Dataset records on visual material
========================

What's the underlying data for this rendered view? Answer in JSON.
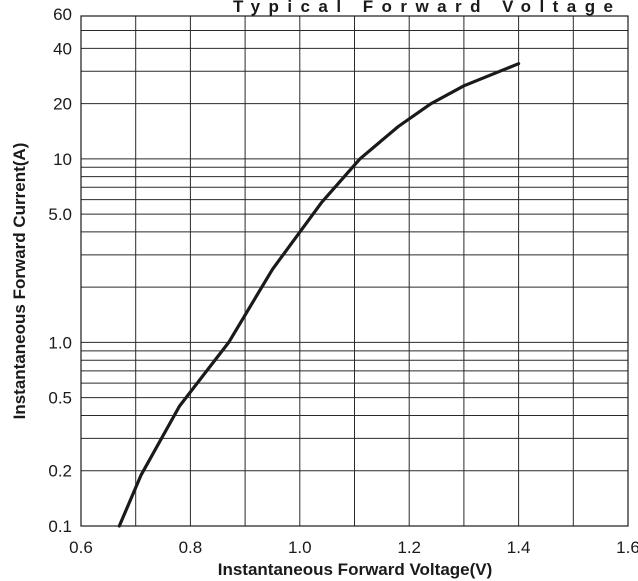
{
  "chart_data": {
    "type": "line",
    "title_fragment": "Typical Forward Voltage",
    "xlabel": "Instantaneous Forward Voltage(V)",
    "ylabel": "Instantaneous Forward Current(A)",
    "x_scale": "linear",
    "y_scale": "log",
    "xlim": [
      0.6,
      1.6
    ],
    "ylim": [
      0.1,
      60
    ],
    "x_ticks": [
      {
        "value": 0.6,
        "label": "0.6"
      },
      {
        "value": 0.8,
        "label": "0.8"
      },
      {
        "value": 1.0,
        "label": "1.0"
      },
      {
        "value": 1.2,
        "label": "1.2"
      },
      {
        "value": 1.4,
        "label": "1.4"
      },
      {
        "value": 1.6,
        "label": "1.6"
      }
    ],
    "y_ticks": [
      {
        "value": 0.1,
        "label": "0.1"
      },
      {
        "value": 0.2,
        "label": "0.2"
      },
      {
        "value": 0.5,
        "label": "0.5"
      },
      {
        "value": 1.0,
        "label": "1.0"
      },
      {
        "value": 5.0,
        "label": "5.0"
      },
      {
        "value": 10,
        "label": "10"
      },
      {
        "value": 20,
        "label": "20"
      },
      {
        "value": 40,
        "label": "40"
      },
      {
        "value": 60,
        "label": "60"
      }
    ],
    "x_gridlines": [
      0.6,
      0.7,
      0.8,
      0.9,
      1.0,
      1.1,
      1.2,
      1.3,
      1.4,
      1.5,
      1.6
    ],
    "y_gridlines": [
      0.1,
      0.2,
      0.3,
      0.4,
      0.5,
      0.6,
      0.7,
      0.8,
      0.9,
      1,
      2,
      3,
      4,
      5,
      6,
      7,
      8,
      9,
      10,
      20,
      30,
      40,
      50,
      60
    ],
    "grid": true,
    "series": [
      {
        "color": "#1a1a1a",
        "x": [
          0.67,
          0.71,
          0.78,
          0.87,
          0.95,
          1.04,
          1.11,
          1.18,
          1.24,
          1.3,
          1.4
        ],
        "y": [
          0.1,
          0.19,
          0.45,
          1.0,
          2.5,
          5.8,
          10,
          15,
          20,
          25,
          33
        ]
      }
    ]
  }
}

========================

▶ **What you have to do**
Copy each line in full and exactly, omitting any picture.

▶ **Response to this exercise**
What's the underlying data for this rendered view? Answer in JSON.
{
  "chart_data": {
    "type": "line",
    "title_fragment": "Typical Forward Voltage",
    "xlabel": "Instantaneous Forward Voltage(V)",
    "ylabel": "Instantaneous Forward Current(A)",
    "x_scale": "linear",
    "y_scale": "log",
    "xlim": [
      0.6,
      1.6
    ],
    "ylim": [
      0.1,
      60
    ],
    "x_ticks": [
      {
        "value": 0.6,
        "label": "0.6"
      },
      {
        "value": 0.8,
        "label": "0.8"
      },
      {
        "value": 1.0,
        "label": "1.0"
      },
      {
        "value": 1.2,
        "label": "1.2"
      },
      {
        "value": 1.4,
        "label": "1.4"
      },
      {
        "value": 1.6,
        "label": "1.6"
      }
    ],
    "y_ticks": [
      {
        "value": 0.1,
        "label": "0.1"
      },
      {
        "value": 0.2,
        "label": "0.2"
      },
      {
        "value": 0.5,
        "label": "0.5"
      },
      {
        "value": 1.0,
        "label": "1.0"
      },
      {
        "value": 5.0,
        "label": "5.0"
      },
      {
        "value": 10,
        "label": "10"
      },
      {
        "value": 20,
        "label": "20"
      },
      {
        "value": 40,
        "label": "40"
      },
      {
        "value": 60,
        "label": "60"
      }
    ],
    "x_gridlines": [
      0.6,
      0.7,
      0.8,
      0.9,
      1.0,
      1.1,
      1.2,
      1.3,
      1.4,
      1.5,
      1.6
    ],
    "y_gridlines": [
      0.1,
      0.2,
      0.3,
      0.4,
      0.5,
      0.6,
      0.7,
      0.8,
      0.9,
      1,
      2,
      3,
      4,
      5,
      6,
      7,
      8,
      9,
      10,
      20,
      30,
      40,
      50,
      60
    ],
    "grid": true,
    "series": [
      {
        "color": "#1a1a1a",
        "x": [
          0.67,
          0.71,
          0.78,
          0.87,
          0.95,
          1.04,
          1.11,
          1.18,
          1.24,
          1.3,
          1.4
        ],
        "y": [
          0.1,
          0.19,
          0.45,
          1.0,
          2.5,
          5.8,
          10,
          15,
          20,
          25,
          33
        ]
      }
    ]
  }
}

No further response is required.